§ **Aim**: Return all lines in the material below that contain "screenshot".

-- BEGIN Input --

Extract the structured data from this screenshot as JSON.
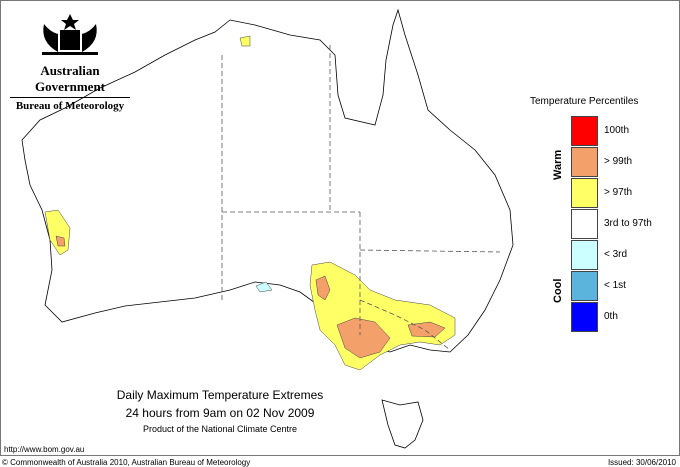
{
  "header": {
    "agency": "Australian Government",
    "bureau": "Bureau of Meteorology",
    "logo": "commonwealth-coat-of-arms"
  },
  "legend": {
    "title": "Temperature Percentiles",
    "warm_label": "Warm",
    "cool_label": "Cool",
    "items": [
      {
        "label": "100th",
        "color": "#ff0000"
      },
      {
        "label": "> 99th",
        "color": "#f4a06a"
      },
      {
        "label": "> 97th",
        "color": "#ffff66"
      },
      {
        "label": "3rd to 97th",
        "color": "#ffffff"
      },
      {
        "label": "< 3rd",
        "color": "#ccffff"
      },
      {
        "label": "< 1st",
        "color": "#5ab4dc"
      },
      {
        "label": "0th",
        "color": "#0000ff"
      }
    ]
  },
  "title": {
    "line1": "Daily Maximum Temperature Extremes",
    "line2": "24 hours from 9am on 02 Nov 2009",
    "line3": "Product of the National Climate Centre"
  },
  "footer": {
    "url": "http://www.bom.gov.au",
    "copyright": "© Commonwealth of Australia 2010, Australian Bureau of Meteorology",
    "issued": "Issued: 30/06/2010"
  }
}
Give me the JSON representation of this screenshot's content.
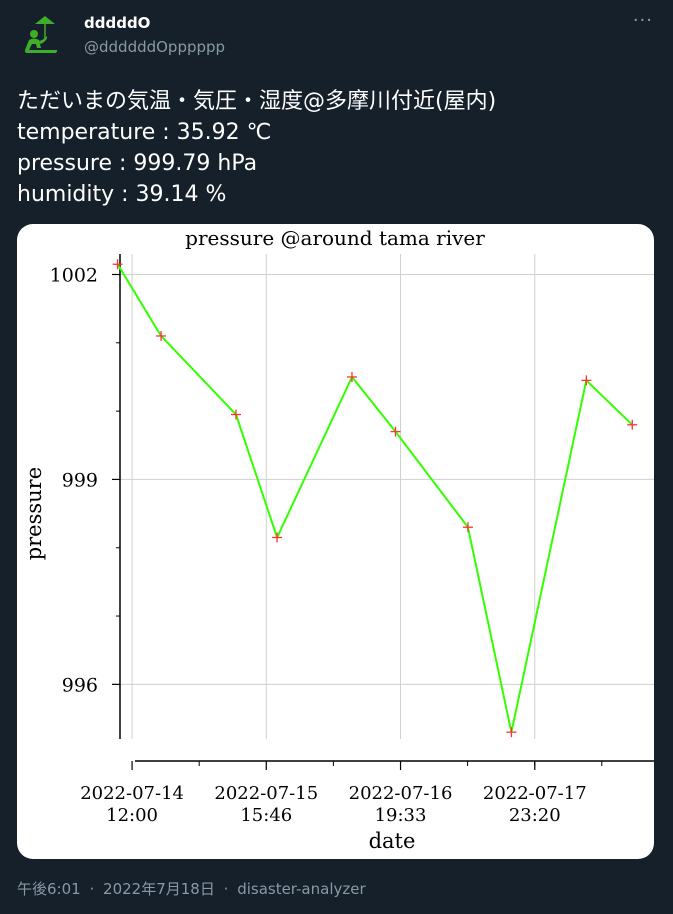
{
  "user": {
    "name": "dddddO",
    "handle": "@ddddddOpppppp",
    "avatar_icon": "person-umbrella-icon",
    "avatar_color": "#3fae2a"
  },
  "more_label": "···",
  "tweet": {
    "line1": "ただいまの気温・気圧・湿度@多摩川付近(屋内)",
    "line2": "temperature :  35.92 ℃",
    "line3": "pressure :  999.79 hPa",
    "line4": "humidity :  39.14 %"
  },
  "footer": {
    "time": "午後6:01",
    "date": "2022年7月18日",
    "source": "disaster-analyzer",
    "separator": "·"
  },
  "chart_data": {
    "type": "line",
    "title": "pressure @around tama river",
    "xlabel": "date",
    "ylabel": "pressure",
    "line_color": "#33ff00",
    "marker_color": "#ff3333",
    "grid": true,
    "ylim": [
      995.2,
      1002.3
    ],
    "yticks": [
      996,
      999,
      1002
    ],
    "xlim_hours": [
      -2.5,
      108
    ],
    "xticks": [
      {
        "h": 0,
        "date": "2022-07-14",
        "time": "12:00"
      },
      {
        "h": 27.77,
        "date": "2022-07-15",
        "time": "15:46"
      },
      {
        "h": 55.55,
        "date": "2022-07-16",
        "time": "19:33"
      },
      {
        "h": 83.33,
        "date": "2022-07-17",
        "time": "23:20"
      }
    ],
    "points": [
      {
        "h": -3.0,
        "y": 1002.15
      },
      {
        "h": 6.0,
        "y": 1001.1
      },
      {
        "h": 21.5,
        "y": 999.95
      },
      {
        "h": 30.0,
        "y": 998.15
      },
      {
        "h": 45.5,
        "y": 1000.5
      },
      {
        "h": 54.5,
        "y": 999.7
      },
      {
        "h": 69.5,
        "y": 998.3
      },
      {
        "h": 78.5,
        "y": 995.3
      },
      {
        "h": 94.0,
        "y": 1000.45
      },
      {
        "h": 103.5,
        "y": 999.8
      }
    ]
  }
}
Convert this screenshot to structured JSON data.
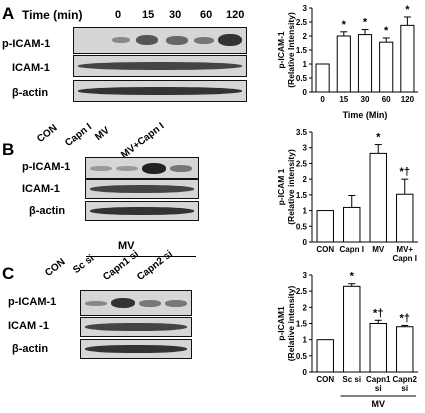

-- END Input --

§ **The answer**:
Extract the structured data from this screenshot as JSON.
Give me the JSON representation of this screenshot's content.
Convert this screenshot to structured JSON data.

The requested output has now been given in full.